(Stored data entries)
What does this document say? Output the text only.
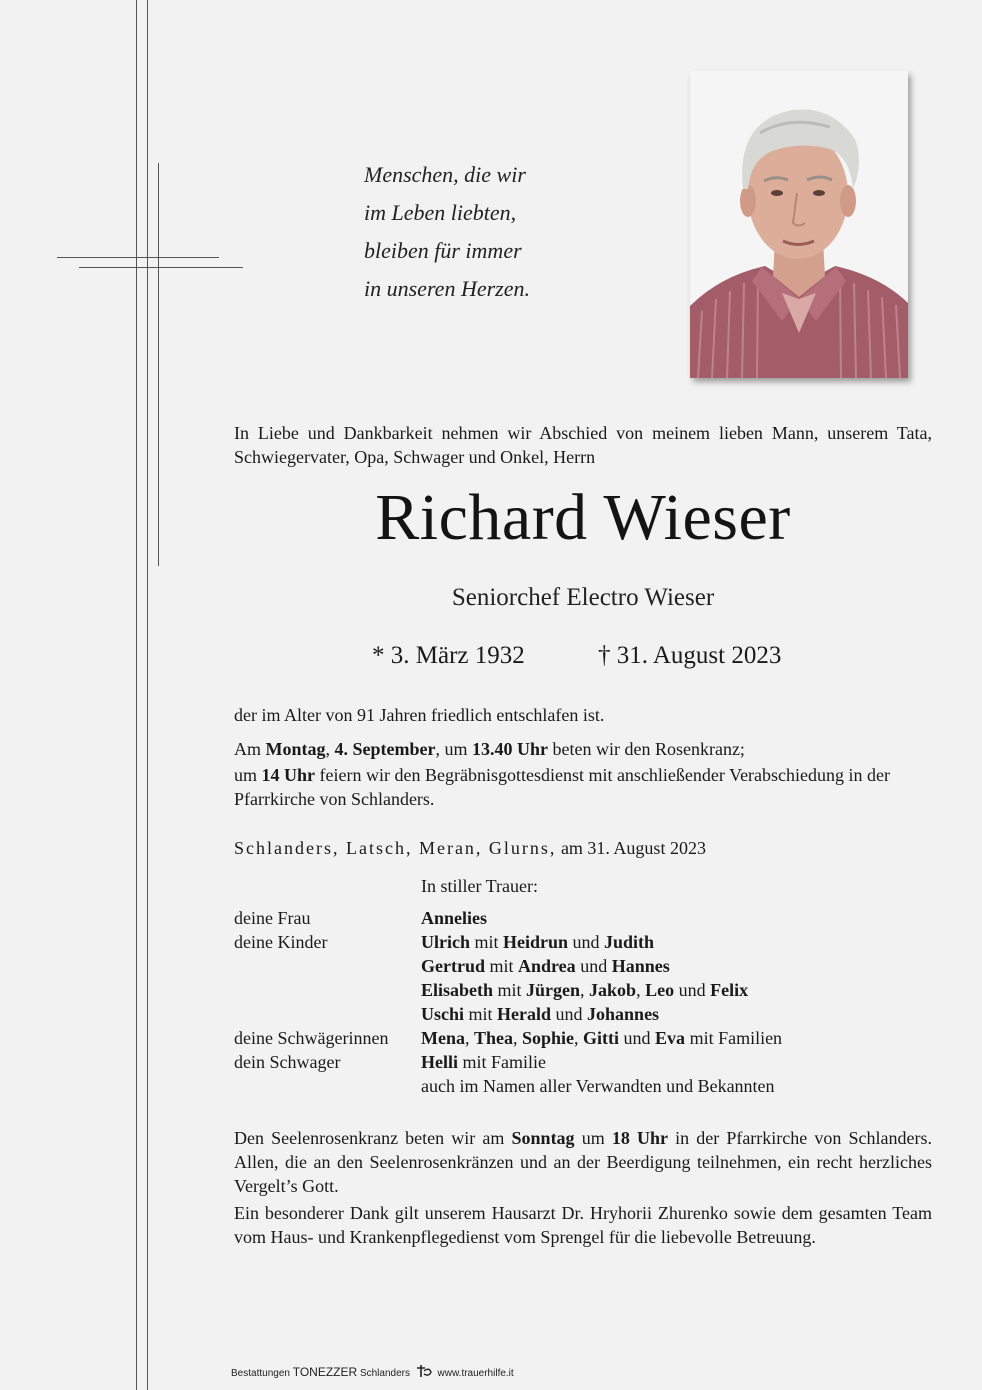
Menschen, die wir
im Leben liebten,
bleiben für immer
in unseren Herzen.
In Liebe und Dankbarkeit nehmen wir Abschied von meinem lieben Mann, unserem Tata, Schwiegervater, Opa, Schwager und Onkel, Herrn
Richard Wieser
Seniorchef Electro Wieser
* 3. März 1932	† 31. August 2023
der im Alter von 91 Jahren friedlich entschlafen ist.
Am Montag, 4. September, um 13.40 Uhr beten wir den Rosenkranz;
um 14 Uhr feiern wir den Begräbnisgottesdienst mit anschließender Verabschiedung in der Pfarrkirche von Schlanders.
Schlanders, Latsch, Meran, Glurns, am 31. August 2023
In stiller Trauer:
deine Frau
deine Kinder
deine Schwägerinnen
dein Schwager
Annelies
Ulrich mit Heidrun und Judith
Gertrud mit Andrea und Hannes
Elisabeth mit Jürgen, Jakob, Leo und Felix
Uschi mit Herald und Johannes
Mena, Thea, Sophie, Gitti und Eva mit Familien
Helli mit Familie
auch im Namen aller Verwandten und Bekannten
Den Seelenrosenkranz beten wir am Sonntag um 18 Uhr in der Pfarrkirche von Schlanders. Allen, die an den Seelenrosenkränzen und an der Beerdigung teilnehmen, ein recht herzliches Vergelt’s Gott.
Ein besonderer Dank gilt unserem Hausarzt Dr. Hryhorii Zhurenko sowie dem gesamten Team vom Haus- und Krankenpflegedienst vom Sprengel für die liebevolle Betreuung.
Bestattungen TONEZZER Schlanders	www.trauerhilfe.it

| AIM |
Transcribe every record above exactly, leaving out the pictures.

| THE OUTPUT |
What does this document say? Output the text only.
Menschen, die wir
im Leben liebten,
bleiben für immer
in unseren Herzen.
In Liebe und Dankbarkeit nehmen wir Abschied von meinem lieben Mann, unserem Tata, Schwiegervater, Opa, Schwager und Onkel, Herrn
Richard Wieser
Seniorchef Electro Wieser
* 3. März 1932	† 31. August 2023
der im Alter von 91 Jahren friedlich entschlafen ist.
Am Montag, 4. September, um 13.40 Uhr beten wir den Rosenkranz;
um 14 Uhr feiern wir den Begräbnisgottesdienst mit anschließender Verabschiedung in der Pfarrkirche von Schlanders.
Schlanders, Latsch, Meran, Glurns, am 31. August 2023
In stiller Trauer:
deine Frau
deine Kinder
deine Schwägerinnen
dein Schwager
Annelies
Ulrich mit Heidrun und Judith
Gertrud mit Andrea und Hannes
Elisabeth mit Jürgen, Jakob, Leo und Felix
Uschi mit Herald und Johannes
Mena, Thea, Sophie, Gitti und Eva mit Familien
Helli mit Familie
auch im Namen aller Verwandten und Bekannten
Den Seelenrosenkranz beten wir am Sonntag um 18 Uhr in der Pfarrkirche von Schlanders. Allen, die an den Seelenrosenkränzen und an der Beerdigung teilnehmen, ein recht herzliches Vergelt’s Gott.
Ein besonderer Dank gilt unserem Hausarzt Dr. Hryhorii Zhurenko sowie dem gesamten Team vom Haus- und Krankenpflegedienst vom Sprengel für die liebevolle Betreuung.
Bestattungen TONEZZER Schlanders	www.trauerhilfe.it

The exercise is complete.